(Records)
════════
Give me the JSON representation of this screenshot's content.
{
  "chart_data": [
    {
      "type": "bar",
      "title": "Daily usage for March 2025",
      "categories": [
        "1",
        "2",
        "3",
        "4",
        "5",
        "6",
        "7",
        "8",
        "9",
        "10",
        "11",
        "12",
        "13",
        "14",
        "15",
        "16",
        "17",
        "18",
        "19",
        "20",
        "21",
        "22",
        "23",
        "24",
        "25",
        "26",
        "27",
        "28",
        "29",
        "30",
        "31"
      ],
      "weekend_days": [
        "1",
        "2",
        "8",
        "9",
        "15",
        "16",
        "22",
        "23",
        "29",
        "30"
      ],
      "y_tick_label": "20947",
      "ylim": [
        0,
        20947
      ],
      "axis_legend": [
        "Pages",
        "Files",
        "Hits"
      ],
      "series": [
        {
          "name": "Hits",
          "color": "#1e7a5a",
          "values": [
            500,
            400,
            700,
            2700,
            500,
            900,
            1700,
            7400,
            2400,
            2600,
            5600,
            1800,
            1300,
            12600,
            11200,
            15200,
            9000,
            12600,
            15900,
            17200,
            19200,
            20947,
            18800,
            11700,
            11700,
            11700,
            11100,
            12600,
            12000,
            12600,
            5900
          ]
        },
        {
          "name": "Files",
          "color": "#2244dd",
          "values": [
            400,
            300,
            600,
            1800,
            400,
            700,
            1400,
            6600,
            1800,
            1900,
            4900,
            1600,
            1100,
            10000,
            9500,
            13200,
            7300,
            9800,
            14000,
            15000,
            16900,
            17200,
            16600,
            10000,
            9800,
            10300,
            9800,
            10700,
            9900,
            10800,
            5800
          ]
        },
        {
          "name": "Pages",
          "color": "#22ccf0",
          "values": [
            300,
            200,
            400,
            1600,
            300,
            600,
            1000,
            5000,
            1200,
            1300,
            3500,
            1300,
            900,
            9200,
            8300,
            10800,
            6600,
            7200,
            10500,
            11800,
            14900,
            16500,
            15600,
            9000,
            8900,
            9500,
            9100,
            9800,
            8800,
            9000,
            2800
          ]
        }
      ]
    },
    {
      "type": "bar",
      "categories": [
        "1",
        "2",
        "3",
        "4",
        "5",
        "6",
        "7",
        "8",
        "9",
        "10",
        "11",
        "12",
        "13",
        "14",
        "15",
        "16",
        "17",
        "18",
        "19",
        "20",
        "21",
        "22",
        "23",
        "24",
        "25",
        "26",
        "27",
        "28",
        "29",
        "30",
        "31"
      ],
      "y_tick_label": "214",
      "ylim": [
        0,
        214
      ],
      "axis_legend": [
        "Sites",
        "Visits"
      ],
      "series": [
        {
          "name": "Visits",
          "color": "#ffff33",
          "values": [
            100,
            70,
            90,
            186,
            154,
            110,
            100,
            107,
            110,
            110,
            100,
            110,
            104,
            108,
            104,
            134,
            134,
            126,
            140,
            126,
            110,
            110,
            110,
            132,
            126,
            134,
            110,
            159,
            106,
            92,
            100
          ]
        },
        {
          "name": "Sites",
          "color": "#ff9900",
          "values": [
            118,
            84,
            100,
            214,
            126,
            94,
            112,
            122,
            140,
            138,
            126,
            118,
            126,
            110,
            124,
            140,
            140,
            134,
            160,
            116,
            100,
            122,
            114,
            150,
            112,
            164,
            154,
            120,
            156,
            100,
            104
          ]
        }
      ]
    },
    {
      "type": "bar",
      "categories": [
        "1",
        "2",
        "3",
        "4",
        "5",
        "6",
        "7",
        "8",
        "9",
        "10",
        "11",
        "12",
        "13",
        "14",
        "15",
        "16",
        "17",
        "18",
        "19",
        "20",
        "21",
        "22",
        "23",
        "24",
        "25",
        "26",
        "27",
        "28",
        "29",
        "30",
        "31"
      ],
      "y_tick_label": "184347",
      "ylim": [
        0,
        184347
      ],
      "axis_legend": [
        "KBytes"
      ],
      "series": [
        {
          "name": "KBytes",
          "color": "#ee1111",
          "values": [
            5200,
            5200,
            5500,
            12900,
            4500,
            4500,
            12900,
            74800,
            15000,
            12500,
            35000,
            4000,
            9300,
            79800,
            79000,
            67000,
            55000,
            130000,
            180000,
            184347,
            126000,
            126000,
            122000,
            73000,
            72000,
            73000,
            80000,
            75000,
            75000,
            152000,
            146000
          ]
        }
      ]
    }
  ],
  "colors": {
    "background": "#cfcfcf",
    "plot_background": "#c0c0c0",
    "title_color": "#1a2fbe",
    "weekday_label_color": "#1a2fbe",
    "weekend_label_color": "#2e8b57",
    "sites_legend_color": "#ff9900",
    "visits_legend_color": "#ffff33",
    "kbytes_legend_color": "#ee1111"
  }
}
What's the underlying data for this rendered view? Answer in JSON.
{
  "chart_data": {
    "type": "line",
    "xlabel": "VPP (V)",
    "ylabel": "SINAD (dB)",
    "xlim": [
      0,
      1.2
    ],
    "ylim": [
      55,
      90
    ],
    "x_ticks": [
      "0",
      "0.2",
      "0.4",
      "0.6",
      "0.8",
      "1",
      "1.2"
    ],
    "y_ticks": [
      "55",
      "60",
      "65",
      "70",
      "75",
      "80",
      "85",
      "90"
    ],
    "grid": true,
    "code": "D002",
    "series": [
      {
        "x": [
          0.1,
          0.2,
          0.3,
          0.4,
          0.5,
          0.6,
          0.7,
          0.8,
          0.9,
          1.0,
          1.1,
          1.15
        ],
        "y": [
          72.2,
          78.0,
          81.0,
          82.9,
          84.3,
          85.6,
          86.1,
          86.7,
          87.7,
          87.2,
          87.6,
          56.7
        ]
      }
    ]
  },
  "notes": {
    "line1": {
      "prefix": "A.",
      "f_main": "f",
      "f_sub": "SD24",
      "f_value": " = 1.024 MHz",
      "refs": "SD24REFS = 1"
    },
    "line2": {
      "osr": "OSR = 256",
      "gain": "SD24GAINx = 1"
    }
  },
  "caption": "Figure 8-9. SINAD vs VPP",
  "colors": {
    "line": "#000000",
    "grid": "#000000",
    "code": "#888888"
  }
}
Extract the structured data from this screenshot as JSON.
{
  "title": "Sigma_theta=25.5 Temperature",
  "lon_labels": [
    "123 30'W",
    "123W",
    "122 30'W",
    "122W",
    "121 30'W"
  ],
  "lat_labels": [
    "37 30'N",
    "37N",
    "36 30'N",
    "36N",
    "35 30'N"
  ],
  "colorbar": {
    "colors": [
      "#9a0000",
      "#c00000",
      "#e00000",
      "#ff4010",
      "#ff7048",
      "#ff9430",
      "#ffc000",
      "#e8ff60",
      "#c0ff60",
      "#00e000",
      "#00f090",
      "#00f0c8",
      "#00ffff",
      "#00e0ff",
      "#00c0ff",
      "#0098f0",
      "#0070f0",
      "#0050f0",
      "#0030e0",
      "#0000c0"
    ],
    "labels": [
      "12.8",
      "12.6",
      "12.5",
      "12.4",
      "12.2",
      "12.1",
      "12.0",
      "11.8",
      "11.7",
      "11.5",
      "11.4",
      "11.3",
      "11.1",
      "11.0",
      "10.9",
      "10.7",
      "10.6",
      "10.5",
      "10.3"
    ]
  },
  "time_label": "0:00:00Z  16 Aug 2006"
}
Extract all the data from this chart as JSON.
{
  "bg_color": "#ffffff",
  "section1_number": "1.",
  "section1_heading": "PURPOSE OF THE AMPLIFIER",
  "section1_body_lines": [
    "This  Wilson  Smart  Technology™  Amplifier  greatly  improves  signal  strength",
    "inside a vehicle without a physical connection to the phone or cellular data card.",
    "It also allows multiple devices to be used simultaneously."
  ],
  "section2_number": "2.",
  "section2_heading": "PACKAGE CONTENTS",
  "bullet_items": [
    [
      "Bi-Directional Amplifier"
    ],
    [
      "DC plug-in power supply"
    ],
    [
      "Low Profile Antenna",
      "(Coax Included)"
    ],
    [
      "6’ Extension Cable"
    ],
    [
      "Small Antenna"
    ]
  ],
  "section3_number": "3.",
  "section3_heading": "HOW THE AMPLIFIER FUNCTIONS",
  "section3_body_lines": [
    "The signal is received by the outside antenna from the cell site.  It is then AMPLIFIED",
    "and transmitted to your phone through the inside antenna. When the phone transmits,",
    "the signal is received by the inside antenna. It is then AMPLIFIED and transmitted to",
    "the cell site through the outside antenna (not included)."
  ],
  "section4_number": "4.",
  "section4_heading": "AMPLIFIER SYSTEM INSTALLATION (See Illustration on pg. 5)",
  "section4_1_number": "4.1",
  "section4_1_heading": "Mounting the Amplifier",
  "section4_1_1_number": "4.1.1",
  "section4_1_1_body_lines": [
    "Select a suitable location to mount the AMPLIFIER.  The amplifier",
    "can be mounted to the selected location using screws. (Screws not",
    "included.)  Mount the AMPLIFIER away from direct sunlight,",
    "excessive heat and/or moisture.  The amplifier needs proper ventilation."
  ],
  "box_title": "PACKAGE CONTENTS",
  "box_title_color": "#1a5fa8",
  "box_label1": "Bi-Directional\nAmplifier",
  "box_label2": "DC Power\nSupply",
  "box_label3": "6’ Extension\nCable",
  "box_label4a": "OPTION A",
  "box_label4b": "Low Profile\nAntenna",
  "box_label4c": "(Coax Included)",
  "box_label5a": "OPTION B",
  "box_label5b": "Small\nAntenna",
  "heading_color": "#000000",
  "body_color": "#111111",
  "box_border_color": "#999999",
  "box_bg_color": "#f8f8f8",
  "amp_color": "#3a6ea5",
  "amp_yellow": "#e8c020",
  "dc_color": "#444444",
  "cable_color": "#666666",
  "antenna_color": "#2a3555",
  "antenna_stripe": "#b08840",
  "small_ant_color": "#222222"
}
════════
* DIRECTIONS FOR THIS TASK *
Tell how many lines in the material above include the word "PACKAGE", giving the number only.

* OUTPUT FOR THIS TASK *
2